◆ DATA EXCERPTS:
>>>
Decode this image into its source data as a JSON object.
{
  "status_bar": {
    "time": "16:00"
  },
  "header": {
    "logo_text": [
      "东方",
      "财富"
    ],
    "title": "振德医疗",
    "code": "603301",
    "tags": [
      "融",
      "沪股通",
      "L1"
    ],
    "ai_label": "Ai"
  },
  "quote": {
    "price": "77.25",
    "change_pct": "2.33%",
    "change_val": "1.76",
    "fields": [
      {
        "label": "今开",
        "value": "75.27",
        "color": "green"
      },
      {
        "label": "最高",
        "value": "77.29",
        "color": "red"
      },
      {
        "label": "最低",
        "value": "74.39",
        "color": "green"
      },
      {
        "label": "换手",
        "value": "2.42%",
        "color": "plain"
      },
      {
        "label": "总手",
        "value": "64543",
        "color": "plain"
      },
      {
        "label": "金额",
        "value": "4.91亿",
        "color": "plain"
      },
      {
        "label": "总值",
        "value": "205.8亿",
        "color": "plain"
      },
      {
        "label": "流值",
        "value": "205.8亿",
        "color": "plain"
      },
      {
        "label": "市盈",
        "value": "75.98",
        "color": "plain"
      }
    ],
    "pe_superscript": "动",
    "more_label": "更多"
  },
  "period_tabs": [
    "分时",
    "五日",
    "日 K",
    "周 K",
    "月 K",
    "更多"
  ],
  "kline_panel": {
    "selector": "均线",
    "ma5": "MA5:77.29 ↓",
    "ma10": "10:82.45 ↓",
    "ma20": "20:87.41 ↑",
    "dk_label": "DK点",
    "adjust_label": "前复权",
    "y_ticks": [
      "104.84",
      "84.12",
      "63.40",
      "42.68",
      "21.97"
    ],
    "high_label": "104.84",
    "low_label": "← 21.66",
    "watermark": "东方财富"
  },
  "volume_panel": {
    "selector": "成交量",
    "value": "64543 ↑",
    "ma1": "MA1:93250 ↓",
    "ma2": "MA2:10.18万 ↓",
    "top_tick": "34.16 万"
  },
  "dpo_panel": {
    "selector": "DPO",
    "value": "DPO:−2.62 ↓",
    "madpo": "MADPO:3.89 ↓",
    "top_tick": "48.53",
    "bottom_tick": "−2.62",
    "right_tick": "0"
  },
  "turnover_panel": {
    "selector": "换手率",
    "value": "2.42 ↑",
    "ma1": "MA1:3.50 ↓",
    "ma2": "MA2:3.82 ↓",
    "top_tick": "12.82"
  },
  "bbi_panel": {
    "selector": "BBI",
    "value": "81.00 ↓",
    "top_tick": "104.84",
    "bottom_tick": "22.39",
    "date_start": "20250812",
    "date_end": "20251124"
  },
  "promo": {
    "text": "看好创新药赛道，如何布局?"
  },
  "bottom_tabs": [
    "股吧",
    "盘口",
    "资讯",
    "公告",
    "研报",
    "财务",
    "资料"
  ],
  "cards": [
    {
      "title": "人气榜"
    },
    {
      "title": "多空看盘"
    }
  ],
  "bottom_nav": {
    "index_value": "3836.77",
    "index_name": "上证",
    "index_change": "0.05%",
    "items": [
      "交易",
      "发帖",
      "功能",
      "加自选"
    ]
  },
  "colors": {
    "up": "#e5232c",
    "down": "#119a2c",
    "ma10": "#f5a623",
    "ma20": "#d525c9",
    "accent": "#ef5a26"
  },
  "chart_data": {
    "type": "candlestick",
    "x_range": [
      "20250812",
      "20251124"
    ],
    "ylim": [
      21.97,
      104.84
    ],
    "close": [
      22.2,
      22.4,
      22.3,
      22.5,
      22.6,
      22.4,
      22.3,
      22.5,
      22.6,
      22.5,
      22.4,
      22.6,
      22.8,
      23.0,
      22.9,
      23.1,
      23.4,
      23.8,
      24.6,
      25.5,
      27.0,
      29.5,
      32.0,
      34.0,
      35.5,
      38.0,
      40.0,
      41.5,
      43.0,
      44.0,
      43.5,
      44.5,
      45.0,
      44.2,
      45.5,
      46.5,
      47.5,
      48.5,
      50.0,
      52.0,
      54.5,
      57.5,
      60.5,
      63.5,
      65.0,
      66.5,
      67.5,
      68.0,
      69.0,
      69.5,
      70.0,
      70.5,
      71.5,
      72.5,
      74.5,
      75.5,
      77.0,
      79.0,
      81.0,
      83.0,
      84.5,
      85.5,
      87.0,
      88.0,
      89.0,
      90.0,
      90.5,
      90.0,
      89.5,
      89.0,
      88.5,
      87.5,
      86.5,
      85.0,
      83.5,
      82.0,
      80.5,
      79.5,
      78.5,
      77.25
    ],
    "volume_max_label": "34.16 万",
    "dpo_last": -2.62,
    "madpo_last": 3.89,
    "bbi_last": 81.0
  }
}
<<<
◆ TO BE DONE: Reproduce every line above without error.

◆ FULL ANSWER:
Decode this image into its source data as a JSON object.
{
  "status_bar": {
    "time": "16:00"
  },
  "header": {
    "logo_text": [
      "东方",
      "财富"
    ],
    "title": "振德医疗",
    "code": "603301",
    "tags": [
      "融",
      "沪股通",
      "L1"
    ],
    "ai_label": "Ai"
  },
  "quote": {
    "price": "77.25",
    "change_pct": "2.33%",
    "change_val": "1.76",
    "fields": [
      {
        "label": "今开",
        "value": "75.27",
        "color": "green"
      },
      {
        "label": "最高",
        "value": "77.29",
        "color": "red"
      },
      {
        "label": "最低",
        "value": "74.39",
        "color": "green"
      },
      {
        "label": "换手",
        "value": "2.42%",
        "color": "plain"
      },
      {
        "label": "总手",
        "value": "64543",
        "color": "plain"
      },
      {
        "label": "金额",
        "value": "4.91亿",
        "color": "plain"
      },
      {
        "label": "总值",
        "value": "205.8亿",
        "color": "plain"
      },
      {
        "label": "流值",
        "value": "205.8亿",
        "color": "plain"
      },
      {
        "label": "市盈",
        "value": "75.98",
        "color": "plain"
      }
    ],
    "pe_superscript": "动",
    "more_label": "更多"
  },
  "period_tabs": [
    "分时",
    "五日",
    "日 K",
    "周 K",
    "月 K",
    "更多"
  ],
  "kline_panel": {
    "selector": "均线",
    "ma5": "MA5:77.29 ↓",
    "ma10": "10:82.45 ↓",
    "ma20": "20:87.41 ↑",
    "dk_label": "DK点",
    "adjust_label": "前复权",
    "y_ticks": [
      "104.84",
      "84.12",
      "63.40",
      "42.68",
      "21.97"
    ],
    "high_label": "104.84",
    "low_label": "← 21.66",
    "watermark": "东方财富"
  },
  "volume_panel": {
    "selector": "成交量",
    "value": "64543 ↑",
    "ma1": "MA1:93250 ↓",
    "ma2": "MA2:10.18万 ↓",
    "top_tick": "34.16 万"
  },
  "dpo_panel": {
    "selector": "DPO",
    "value": "DPO:−2.62 ↓",
    "madpo": "MADPO:3.89 ↓",
    "top_tick": "48.53",
    "bottom_tick": "−2.62",
    "right_tick": "0"
  },
  "turnover_panel": {
    "selector": "换手率",
    "value": "2.42 ↑",
    "ma1": "MA1:3.50 ↓",
    "ma2": "MA2:3.82 ↓",
    "top_tick": "12.82"
  },
  "bbi_panel": {
    "selector": "BBI",
    "value": "81.00 ↓",
    "top_tick": "104.84",
    "bottom_tick": "22.39",
    "date_start": "20250812",
    "date_end": "20251124"
  },
  "promo": {
    "text": "看好创新药赛道，如何布局?"
  },
  "bottom_tabs": [
    "股吧",
    "盘口",
    "资讯",
    "公告",
    "研报",
    "财务",
    "资料"
  ],
  "cards": [
    {
      "title": "人气榜"
    },
    {
      "title": "多空看盘"
    }
  ],
  "bottom_nav": {
    "index_value": "3836.77",
    "index_name": "上证",
    "index_change": "0.05%",
    "items": [
      "交易",
      "发帖",
      "功能",
      "加自选"
    ]
  },
  "colors": {
    "up": "#e5232c",
    "down": "#119a2c",
    "ma10": "#f5a623",
    "ma20": "#d525c9",
    "accent": "#ef5a26"
  },
  "chart_data": {
    "type": "candlestick",
    "x_range": [
      "20250812",
      "20251124"
    ],
    "ylim": [
      21.97,
      104.84
    ],
    "close": [
      22.2,
      22.4,
      22.3,
      22.5,
      22.6,
      22.4,
      22.3,
      22.5,
      22.6,
      22.5,
      22.4,
      22.6,
      22.8,
      23.0,
      22.9,
      23.1,
      23.4,
      23.8,
      24.6,
      25.5,
      27.0,
      29.5,
      32.0,
      34.0,
      35.5,
      38.0,
      40.0,
      41.5,
      43.0,
      44.0,
      43.5,
      44.5,
      45.0,
      44.2,
      45.5,
      46.5,
      47.5,
      48.5,
      50.0,
      52.0,
      54.5,
      57.5,
      60.5,
      63.5,
      65.0,
      66.5,
      67.5,
      68.0,
      69.0,
      69.5,
      70.0,
      70.5,
      71.5,
      72.5,
      74.5,
      75.5,
      77.0,
      79.0,
      81.0,
      83.0,
      84.5,
      85.5,
      87.0,
      88.0,
      89.0,
      90.0,
      90.5,
      90.0,
      89.5,
      89.0,
      88.5,
      87.5,
      86.5,
      85.0,
      83.5,
      82.0,
      80.5,
      79.5,
      78.5,
      77.25
    ],
    "volume_max_label": "34.16 万",
    "dpo_last": -2.62,
    "madpo_last": 3.89,
    "bbi_last": 81.0
  }
}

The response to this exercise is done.